▶ WRITTEN INSTRUCTION
Reproduce all of the data exactly.

▶ AVAILABLE RECORDS
- - -
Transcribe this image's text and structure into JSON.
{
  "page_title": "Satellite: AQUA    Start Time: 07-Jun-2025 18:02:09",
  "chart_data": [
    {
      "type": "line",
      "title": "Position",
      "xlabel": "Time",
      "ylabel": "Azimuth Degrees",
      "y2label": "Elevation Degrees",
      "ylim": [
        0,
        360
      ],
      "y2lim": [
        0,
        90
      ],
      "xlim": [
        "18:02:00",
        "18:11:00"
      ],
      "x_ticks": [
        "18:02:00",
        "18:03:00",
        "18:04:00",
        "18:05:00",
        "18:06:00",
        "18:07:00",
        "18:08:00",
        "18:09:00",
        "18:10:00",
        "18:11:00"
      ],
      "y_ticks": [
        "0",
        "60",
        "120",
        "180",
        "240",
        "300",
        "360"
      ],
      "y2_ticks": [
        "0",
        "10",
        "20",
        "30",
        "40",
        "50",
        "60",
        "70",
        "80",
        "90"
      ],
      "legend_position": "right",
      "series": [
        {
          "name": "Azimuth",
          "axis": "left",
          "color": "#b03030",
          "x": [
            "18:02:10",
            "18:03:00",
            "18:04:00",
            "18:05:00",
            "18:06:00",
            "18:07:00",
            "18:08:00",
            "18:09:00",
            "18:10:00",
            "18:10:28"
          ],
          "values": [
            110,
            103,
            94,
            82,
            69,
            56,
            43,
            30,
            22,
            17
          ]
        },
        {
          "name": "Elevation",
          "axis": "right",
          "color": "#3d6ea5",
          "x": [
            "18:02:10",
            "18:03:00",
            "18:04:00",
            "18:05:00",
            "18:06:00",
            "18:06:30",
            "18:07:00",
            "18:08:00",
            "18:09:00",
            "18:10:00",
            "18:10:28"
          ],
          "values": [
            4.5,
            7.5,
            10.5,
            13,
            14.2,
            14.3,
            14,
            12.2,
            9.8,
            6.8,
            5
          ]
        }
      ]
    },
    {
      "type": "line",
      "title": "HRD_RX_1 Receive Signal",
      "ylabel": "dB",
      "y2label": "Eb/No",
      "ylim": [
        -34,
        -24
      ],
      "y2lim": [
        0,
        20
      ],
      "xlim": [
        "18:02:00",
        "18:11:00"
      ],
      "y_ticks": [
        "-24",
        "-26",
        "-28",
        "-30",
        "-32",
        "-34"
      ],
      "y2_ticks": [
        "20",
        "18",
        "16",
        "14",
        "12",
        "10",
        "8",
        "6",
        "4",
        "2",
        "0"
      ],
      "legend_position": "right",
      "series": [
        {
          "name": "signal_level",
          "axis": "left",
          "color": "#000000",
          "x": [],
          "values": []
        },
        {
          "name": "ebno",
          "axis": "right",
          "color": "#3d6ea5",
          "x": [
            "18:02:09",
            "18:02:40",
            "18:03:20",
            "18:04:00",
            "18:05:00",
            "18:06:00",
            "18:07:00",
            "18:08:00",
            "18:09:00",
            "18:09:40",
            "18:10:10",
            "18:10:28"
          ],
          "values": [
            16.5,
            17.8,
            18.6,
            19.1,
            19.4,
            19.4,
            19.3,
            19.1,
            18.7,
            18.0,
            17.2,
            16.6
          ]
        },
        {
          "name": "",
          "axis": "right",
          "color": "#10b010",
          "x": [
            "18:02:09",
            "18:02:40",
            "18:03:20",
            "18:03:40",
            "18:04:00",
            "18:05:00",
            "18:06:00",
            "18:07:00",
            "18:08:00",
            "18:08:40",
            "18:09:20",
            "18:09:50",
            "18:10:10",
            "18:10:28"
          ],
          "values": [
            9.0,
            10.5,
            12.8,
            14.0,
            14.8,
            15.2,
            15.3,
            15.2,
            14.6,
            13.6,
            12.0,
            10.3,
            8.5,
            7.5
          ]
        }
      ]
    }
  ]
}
- - -
▶ WRITTEN RESPONSE
Transcribe this image's text and structure into JSON.
{
  "page_title": "Satellite: AQUA    Start Time: 07-Jun-2025 18:02:09",
  "chart_data": [
    {
      "type": "line",
      "title": "Position",
      "xlabel": "Time",
      "ylabel": "Azimuth Degrees",
      "y2label": "Elevation Degrees",
      "ylim": [
        0,
        360
      ],
      "y2lim": [
        0,
        90
      ],
      "xlim": [
        "18:02:00",
        "18:11:00"
      ],
      "x_ticks": [
        "18:02:00",
        "18:03:00",
        "18:04:00",
        "18:05:00",
        "18:06:00",
        "18:07:00",
        "18:08:00",
        "18:09:00",
        "18:10:00",
        "18:11:00"
      ],
      "y_ticks": [
        "0",
        "60",
        "120",
        "180",
        "240",
        "300",
        "360"
      ],
      "y2_ticks": [
        "0",
        "10",
        "20",
        "30",
        "40",
        "50",
        "60",
        "70",
        "80",
        "90"
      ],
      "legend_position": "right",
      "series": [
        {
          "name": "Azimuth",
          "axis": "left",
          "color": "#b03030",
          "x": [
            "18:02:10",
            "18:03:00",
            "18:04:00",
            "18:05:00",
            "18:06:00",
            "18:07:00",
            "18:08:00",
            "18:09:00",
            "18:10:00",
            "18:10:28"
          ],
          "values": [
            110,
            103,
            94,
            82,
            69,
            56,
            43,
            30,
            22,
            17
          ]
        },
        {
          "name": "Elevation",
          "axis": "right",
          "color": "#3d6ea5",
          "x": [
            "18:02:10",
            "18:03:00",
            "18:04:00",
            "18:05:00",
            "18:06:00",
            "18:06:30",
            "18:07:00",
            "18:08:00",
            "18:09:00",
            "18:10:00",
            "18:10:28"
          ],
          "values": [
            4.5,
            7.5,
            10.5,
            13,
            14.2,
            14.3,
            14,
            12.2,
            9.8,
            6.8,
            5
          ]
        }
      ]
    },
    {
      "type": "line",
      "title": "HRD_RX_1 Receive Signal",
      "ylabel": "dB",
      "y2label": "Eb/No",
      "ylim": [
        -34,
        -24
      ],
      "y2lim": [
        0,
        20
      ],
      "xlim": [
        "18:02:00",
        "18:11:00"
      ],
      "y_ticks": [
        "-24",
        "-26",
        "-28",
        "-30",
        "-32",
        "-34"
      ],
      "y2_ticks": [
        "20",
        "18",
        "16",
        "14",
        "12",
        "10",
        "8",
        "6",
        "4",
        "2",
        "0"
      ],
      "legend_position": "right",
      "series": [
        {
          "name": "signal_level",
          "axis": "left",
          "color": "#000000",
          "x": [],
          "values": []
        },
        {
          "name": "ebno",
          "axis": "right",
          "color": "#3d6ea5",
          "x": [
            "18:02:09",
            "18:02:40",
            "18:03:20",
            "18:04:00",
            "18:05:00",
            "18:06:00",
            "18:07:00",
            "18:08:00",
            "18:09:00",
            "18:09:40",
            "18:10:10",
            "18:10:28"
          ],
          "values": [
            16.5,
            17.8,
            18.6,
            19.1,
            19.4,
            19.4,
            19.3,
            19.1,
            18.7,
            18.0,
            17.2,
            16.6
          ]
        },
        {
          "name": "",
          "axis": "right",
          "color": "#10b010",
          "x": [
            "18:02:09",
            "18:02:40",
            "18:03:20",
            "18:03:40",
            "18:04:00",
            "18:05:00",
            "18:06:00",
            "18:07:00",
            "18:08:00",
            "18:08:40",
            "18:09:20",
            "18:09:50",
            "18:10:10",
            "18:10:28"
          ],
          "values": [
            9.0,
            10.5,
            12.8,
            14.0,
            14.8,
            15.2,
            15.3,
            15.2,
            14.6,
            13.6,
            12.0,
            10.3,
            8.5,
            7.5
          ]
        }
      ]
    }
  ]
}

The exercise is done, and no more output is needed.